**TASK DESCRIPTION:** From the excerpt on the NHANES study of adults with cardiovascular disease and diabetes, extract everything from "A total of 1,684" down to "of study participants.", word for word.

**SELECTED EXCERPT:**
A total of 1,684 adults (aged 20 to 85 years) with cardiovascular disease (CVD) and diabetes mellitus were included in the investigation. After excluding participants with missing HbA1c data (n = 344) or missing all-cause mortality data (n = 495) at follow up, the study comprised 845 participants (Fig. 1).

Fig. 1.

Fig. 1

Flow chart of study participants.

Clinical and experimental data

The NHANES Household Interviews collected a variety of demographic and health-related factors, including, but not limited to, age, sex, race/ethnicity, education level, household income, smoking status, disease status, and substance use. Smoking status was categorized as never smoked (defined as less than 100 cigarettes in a lifetime) or smoked (defined as more than 100 cigarettes in a lifetime). Alcohol consumption was categorized as never drinking (fewer than 12 alcoholic beverages of any type in a year) or drinking (more than 12 alcoholic beverages of any type in a year). The household income to poverty ratio (PIR) was categorized as low (PIR < 1), medium (PIR ≥ 1 and < 3) and high (PIR ≥ 3). The calculation of Body Mass Index (BMI) utilized weight in kilograms divided by height in meters squared and was categorized as normal (BMI < 25 kg/m²) or overweight/obese (BMI ≥ 25 kg/m²). The estimated glomerular filtration rate (eGFR) was calculated using the CKD-EPI equation17. HbAlc was assayed on a Primus CLC330 GHb analyzer (Primus, Kansas City, MO), which employs a high-performance liquid chromatography (HPLC) method for rapid separation of glycosylated and non-glycosylated hemoglobins using a short borate affinity resin column. Complete blood count, biochemical indices, lipids, and more were measured at NHANES. Clinical information was derived from participants’ self-reported personal interview data and included a history of heart failure, coronary heart disease, angina pectoris, myocardial infarction, stroke, hypertension, emphysema, liver disease, cancer, and high cholesterol.

**DATA EXCERPTS:**
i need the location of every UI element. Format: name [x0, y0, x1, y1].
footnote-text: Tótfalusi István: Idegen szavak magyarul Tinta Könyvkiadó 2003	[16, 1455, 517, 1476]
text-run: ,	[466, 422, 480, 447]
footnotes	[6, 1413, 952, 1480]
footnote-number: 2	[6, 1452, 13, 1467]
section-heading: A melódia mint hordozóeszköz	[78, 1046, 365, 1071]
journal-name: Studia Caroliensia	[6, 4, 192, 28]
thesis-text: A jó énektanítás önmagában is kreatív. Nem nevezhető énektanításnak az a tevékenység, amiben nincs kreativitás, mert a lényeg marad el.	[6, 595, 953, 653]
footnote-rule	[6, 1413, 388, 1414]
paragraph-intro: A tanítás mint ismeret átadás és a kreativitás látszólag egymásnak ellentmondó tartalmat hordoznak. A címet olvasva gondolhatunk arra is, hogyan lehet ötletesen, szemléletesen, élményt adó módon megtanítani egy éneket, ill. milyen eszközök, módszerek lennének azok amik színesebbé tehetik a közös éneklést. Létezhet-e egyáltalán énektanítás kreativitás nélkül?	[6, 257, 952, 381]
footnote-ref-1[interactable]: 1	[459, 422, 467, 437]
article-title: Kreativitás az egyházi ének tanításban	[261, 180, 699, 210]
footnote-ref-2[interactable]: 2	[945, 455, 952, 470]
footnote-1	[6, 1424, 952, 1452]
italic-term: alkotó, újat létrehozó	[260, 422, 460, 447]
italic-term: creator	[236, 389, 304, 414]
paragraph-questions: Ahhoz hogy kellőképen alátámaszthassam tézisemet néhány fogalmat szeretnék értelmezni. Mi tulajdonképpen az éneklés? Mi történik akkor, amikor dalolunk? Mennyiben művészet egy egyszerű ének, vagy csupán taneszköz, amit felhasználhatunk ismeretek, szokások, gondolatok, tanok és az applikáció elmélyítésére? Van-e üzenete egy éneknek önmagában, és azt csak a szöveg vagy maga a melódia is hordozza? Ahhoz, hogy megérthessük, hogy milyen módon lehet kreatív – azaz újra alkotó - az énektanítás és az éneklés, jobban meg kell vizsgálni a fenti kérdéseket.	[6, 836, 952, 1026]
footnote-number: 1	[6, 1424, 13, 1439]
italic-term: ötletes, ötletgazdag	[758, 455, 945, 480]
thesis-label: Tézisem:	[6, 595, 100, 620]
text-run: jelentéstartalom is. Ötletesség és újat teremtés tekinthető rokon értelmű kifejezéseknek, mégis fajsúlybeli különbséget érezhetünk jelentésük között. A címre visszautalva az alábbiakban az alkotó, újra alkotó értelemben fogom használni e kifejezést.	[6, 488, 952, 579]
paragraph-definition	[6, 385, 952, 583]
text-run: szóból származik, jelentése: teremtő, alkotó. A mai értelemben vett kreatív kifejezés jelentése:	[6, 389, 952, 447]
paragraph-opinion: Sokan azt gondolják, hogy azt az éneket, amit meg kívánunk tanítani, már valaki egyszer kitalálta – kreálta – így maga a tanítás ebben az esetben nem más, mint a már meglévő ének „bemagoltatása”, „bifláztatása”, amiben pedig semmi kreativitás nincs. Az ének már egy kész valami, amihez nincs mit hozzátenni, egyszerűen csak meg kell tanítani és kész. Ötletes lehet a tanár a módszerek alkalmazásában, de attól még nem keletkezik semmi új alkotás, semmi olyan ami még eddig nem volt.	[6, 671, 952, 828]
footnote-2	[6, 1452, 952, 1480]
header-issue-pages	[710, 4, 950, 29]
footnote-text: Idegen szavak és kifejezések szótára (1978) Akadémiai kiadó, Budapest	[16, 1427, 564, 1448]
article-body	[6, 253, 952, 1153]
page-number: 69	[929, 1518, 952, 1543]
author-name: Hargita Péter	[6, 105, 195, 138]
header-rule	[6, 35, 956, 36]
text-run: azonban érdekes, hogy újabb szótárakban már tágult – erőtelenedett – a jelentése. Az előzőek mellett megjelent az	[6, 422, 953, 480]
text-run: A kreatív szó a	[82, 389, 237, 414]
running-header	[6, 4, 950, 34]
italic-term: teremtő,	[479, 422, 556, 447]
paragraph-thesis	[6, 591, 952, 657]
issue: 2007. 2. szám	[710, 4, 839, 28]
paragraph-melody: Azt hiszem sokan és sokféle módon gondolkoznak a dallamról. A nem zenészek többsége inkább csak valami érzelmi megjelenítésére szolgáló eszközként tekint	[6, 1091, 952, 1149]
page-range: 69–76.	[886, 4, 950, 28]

**EXPECTED ANSWER:**
A total of 1,684 adults (aged 20 to 85 years) with cardiovascular disease (CVD) and diabetes mellitus were included in the investigation. After excluding participants with missing HbA1c data (n = 344) or missing all-cause mortality data (n = 495) at follow up, the study comprised 845 participants (Fig. 1).

Fig. 1.

Fig. 1

Flow chart of study participants.